Provide the data again in its entirety, exactly as given.
_ _ _
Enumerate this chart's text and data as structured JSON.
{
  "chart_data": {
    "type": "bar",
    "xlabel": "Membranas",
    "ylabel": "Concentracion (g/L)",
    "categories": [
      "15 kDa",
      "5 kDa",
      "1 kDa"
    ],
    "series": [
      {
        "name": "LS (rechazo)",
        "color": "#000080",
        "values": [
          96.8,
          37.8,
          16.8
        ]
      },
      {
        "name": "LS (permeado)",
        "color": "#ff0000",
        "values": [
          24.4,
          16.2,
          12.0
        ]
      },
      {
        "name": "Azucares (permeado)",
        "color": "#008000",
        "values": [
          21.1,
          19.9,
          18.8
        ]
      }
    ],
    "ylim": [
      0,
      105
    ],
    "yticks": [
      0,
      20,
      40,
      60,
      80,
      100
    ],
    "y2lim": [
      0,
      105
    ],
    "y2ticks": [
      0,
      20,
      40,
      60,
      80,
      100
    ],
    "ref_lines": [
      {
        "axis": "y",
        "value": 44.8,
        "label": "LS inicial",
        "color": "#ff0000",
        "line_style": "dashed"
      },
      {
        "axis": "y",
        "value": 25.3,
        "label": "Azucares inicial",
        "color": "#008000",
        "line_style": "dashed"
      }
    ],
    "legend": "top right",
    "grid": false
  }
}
_ _ _
Problem solution:
Enumerate this chart's text and data as structured JSON.
{
  "chart_data": {
    "type": "bar",
    "xlabel": "Membranas",
    "ylabel": "Concentracion (g/L)",
    "categories": [
      "15 kDa",
      "5 kDa",
      "1 kDa"
    ],
    "series": [
      {
        "name": "LS (rechazo)",
        "color": "#000080",
        "values": [
          96.8,
          37.8,
          16.8
        ]
      },
      {
        "name": "LS (permeado)",
        "color": "#ff0000",
        "values": [
          24.4,
          16.2,
          12.0
        ]
      },
      {
        "name": "Azucares (permeado)",
        "color": "#008000",
        "values": [
          21.1,
          19.9,
          18.8
        ]
      }
    ],
    "ylim": [
      0,
      105
    ],
    "yticks": [
      0,
      20,
      40,
      60,
      80,
      100
    ],
    "y2lim": [
      0,
      105
    ],
    "y2ticks": [
      0,
      20,
      40,
      60,
      80,
      100
    ],
    "ref_lines": [
      {
        "axis": "y",
        "value": 44.8,
        "label": "LS inicial",
        "color": "#ff0000",
        "line_style": "dashed"
      },
      {
        "axis": "y",
        "value": 25.3,
        "label": "Azucares inicial",
        "color": "#008000",
        "line_style": "dashed"
      }
    ],
    "legend": "top right",
    "grid": false
  }
}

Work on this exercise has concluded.